## Work required
Look through the entries below and report how many lines hold the string "bfbfbf". Only the number is wanted.

=====

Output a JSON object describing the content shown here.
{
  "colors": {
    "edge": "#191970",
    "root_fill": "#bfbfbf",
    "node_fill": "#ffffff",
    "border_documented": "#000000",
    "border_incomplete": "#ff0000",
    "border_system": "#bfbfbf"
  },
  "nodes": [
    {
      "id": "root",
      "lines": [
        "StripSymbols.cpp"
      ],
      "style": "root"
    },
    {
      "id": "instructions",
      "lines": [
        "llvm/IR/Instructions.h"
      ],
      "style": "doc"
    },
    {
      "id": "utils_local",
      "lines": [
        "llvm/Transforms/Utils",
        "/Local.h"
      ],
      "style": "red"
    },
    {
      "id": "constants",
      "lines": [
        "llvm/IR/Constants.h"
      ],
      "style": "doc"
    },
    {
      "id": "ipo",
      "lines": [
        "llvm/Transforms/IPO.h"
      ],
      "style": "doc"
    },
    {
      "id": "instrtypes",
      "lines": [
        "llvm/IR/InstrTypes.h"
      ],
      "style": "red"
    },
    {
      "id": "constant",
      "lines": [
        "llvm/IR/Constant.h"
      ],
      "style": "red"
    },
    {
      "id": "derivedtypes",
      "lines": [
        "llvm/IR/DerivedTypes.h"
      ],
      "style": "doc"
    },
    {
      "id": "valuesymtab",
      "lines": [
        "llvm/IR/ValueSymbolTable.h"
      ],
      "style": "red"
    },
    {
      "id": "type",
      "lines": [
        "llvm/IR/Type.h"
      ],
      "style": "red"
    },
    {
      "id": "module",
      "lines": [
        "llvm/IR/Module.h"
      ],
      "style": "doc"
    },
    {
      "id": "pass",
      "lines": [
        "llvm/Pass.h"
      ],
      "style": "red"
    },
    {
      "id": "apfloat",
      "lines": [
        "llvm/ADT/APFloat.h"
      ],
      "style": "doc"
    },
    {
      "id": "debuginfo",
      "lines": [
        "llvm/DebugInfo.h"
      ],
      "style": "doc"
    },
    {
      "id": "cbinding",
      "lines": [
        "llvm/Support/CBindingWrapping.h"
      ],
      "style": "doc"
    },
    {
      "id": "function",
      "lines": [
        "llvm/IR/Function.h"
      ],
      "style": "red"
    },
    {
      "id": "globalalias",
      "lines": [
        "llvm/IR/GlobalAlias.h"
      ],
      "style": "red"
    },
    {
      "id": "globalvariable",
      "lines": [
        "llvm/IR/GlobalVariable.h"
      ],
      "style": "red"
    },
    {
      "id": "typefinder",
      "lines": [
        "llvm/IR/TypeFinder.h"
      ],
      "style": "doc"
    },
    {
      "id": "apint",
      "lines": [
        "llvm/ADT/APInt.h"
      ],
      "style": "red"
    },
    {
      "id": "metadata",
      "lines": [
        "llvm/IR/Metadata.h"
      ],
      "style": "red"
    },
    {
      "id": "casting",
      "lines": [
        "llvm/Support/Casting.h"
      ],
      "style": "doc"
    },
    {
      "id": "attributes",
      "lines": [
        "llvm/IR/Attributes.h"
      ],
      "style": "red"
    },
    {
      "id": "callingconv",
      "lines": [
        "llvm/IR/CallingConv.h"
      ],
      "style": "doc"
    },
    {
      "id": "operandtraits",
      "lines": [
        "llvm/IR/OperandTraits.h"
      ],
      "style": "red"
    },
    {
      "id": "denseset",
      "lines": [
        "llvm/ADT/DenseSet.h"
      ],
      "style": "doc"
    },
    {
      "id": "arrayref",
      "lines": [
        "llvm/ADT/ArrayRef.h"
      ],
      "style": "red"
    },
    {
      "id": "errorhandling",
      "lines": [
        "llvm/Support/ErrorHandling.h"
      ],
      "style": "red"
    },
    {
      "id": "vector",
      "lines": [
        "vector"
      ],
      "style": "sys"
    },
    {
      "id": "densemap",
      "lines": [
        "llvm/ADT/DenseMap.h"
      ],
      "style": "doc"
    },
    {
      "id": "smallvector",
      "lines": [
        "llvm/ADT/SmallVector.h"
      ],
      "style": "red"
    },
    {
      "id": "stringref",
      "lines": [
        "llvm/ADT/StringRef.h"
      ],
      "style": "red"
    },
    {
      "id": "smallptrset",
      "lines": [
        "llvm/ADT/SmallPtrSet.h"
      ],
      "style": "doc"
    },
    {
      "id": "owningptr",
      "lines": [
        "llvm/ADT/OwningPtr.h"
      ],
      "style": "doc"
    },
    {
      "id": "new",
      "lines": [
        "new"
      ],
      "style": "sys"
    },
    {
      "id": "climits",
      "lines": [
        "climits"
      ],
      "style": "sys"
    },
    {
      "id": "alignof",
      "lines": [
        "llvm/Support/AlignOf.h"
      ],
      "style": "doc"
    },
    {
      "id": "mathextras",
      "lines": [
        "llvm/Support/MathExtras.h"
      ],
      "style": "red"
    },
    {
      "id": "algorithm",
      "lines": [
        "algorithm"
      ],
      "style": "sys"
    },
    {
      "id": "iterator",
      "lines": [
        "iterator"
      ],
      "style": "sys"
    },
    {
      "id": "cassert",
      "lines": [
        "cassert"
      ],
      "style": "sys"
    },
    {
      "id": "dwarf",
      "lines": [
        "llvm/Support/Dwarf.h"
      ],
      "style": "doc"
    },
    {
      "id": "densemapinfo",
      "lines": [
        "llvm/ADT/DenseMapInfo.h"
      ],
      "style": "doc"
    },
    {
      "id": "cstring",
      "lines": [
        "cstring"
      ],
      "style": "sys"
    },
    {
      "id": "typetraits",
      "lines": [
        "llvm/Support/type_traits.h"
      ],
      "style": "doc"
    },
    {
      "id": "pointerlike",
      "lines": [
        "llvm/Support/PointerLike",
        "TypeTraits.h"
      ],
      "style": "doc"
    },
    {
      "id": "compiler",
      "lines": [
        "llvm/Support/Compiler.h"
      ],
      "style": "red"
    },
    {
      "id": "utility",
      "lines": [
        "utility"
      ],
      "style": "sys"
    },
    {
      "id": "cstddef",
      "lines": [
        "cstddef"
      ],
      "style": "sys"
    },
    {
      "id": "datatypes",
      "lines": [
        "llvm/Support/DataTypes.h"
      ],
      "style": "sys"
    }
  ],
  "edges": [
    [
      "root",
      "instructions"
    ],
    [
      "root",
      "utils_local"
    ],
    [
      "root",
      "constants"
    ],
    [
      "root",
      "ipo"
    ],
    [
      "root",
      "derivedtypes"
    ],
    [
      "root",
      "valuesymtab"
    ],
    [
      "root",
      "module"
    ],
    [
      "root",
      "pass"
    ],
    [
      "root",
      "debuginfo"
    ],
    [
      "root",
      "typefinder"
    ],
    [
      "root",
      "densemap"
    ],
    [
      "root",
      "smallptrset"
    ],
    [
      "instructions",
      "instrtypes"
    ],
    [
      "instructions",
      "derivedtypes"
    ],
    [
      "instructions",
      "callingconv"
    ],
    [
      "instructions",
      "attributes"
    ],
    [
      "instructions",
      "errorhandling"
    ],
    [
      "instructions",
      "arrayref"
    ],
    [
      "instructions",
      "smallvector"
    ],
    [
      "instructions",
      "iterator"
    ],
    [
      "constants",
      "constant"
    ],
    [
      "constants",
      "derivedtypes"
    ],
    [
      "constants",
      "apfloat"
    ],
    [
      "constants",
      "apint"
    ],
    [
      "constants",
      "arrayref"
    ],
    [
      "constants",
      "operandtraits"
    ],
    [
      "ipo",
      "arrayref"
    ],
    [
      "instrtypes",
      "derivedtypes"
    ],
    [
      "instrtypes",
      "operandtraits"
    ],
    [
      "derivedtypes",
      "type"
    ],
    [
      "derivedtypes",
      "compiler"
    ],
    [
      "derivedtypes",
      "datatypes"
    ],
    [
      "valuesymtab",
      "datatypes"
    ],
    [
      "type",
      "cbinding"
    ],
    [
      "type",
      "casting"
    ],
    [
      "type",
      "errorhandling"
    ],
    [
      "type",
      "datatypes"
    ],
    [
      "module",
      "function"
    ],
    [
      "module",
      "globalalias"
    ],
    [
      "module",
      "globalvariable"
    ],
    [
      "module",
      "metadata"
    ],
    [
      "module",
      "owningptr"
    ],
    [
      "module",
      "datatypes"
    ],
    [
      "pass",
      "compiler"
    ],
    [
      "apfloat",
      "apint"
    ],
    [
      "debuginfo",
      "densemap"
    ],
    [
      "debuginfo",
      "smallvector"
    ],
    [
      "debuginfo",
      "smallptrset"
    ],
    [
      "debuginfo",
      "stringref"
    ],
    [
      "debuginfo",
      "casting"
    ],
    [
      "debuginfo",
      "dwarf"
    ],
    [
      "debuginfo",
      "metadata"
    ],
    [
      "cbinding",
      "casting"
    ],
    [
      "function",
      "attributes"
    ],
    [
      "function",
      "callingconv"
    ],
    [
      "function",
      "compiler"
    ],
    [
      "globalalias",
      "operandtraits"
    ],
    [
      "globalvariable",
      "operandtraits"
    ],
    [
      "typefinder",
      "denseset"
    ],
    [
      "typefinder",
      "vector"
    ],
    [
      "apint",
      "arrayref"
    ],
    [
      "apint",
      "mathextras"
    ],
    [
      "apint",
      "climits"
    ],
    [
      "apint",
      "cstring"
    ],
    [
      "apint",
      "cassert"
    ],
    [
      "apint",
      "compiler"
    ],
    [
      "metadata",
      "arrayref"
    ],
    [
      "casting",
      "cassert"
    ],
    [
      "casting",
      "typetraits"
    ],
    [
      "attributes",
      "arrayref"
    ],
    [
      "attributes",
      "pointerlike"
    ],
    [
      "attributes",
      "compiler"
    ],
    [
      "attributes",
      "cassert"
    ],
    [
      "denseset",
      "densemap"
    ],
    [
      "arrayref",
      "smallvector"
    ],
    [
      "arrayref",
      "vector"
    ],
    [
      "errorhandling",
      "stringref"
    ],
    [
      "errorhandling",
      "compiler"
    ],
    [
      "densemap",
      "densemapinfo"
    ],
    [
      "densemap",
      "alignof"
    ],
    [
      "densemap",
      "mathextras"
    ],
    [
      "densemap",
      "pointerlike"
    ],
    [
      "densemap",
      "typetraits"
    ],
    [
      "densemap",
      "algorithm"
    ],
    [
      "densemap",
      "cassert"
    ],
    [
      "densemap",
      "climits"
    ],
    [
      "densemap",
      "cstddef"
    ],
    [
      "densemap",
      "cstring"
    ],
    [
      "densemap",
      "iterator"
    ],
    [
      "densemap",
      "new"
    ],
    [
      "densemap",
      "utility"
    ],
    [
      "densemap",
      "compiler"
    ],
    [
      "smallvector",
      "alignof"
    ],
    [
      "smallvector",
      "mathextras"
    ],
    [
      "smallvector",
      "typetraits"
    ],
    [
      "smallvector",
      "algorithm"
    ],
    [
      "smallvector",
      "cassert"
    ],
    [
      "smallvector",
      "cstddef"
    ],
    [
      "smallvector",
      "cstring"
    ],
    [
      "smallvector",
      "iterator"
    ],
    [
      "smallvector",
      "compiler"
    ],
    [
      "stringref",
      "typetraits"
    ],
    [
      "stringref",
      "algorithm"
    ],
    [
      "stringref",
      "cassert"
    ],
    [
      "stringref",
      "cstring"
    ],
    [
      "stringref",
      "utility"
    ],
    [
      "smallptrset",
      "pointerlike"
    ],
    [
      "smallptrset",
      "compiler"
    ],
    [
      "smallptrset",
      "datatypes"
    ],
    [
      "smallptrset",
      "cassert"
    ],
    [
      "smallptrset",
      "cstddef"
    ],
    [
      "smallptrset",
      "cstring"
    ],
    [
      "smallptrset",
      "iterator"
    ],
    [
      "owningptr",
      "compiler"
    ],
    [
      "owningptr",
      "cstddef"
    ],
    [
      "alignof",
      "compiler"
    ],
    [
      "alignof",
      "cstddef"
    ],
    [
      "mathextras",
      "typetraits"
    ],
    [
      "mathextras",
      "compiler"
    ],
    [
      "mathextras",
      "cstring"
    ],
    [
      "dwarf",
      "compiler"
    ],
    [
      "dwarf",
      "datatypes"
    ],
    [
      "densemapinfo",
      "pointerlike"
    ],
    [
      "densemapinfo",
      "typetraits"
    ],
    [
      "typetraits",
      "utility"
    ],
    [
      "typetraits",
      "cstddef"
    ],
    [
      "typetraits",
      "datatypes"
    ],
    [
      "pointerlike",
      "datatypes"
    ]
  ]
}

=====

## Exercise answer
2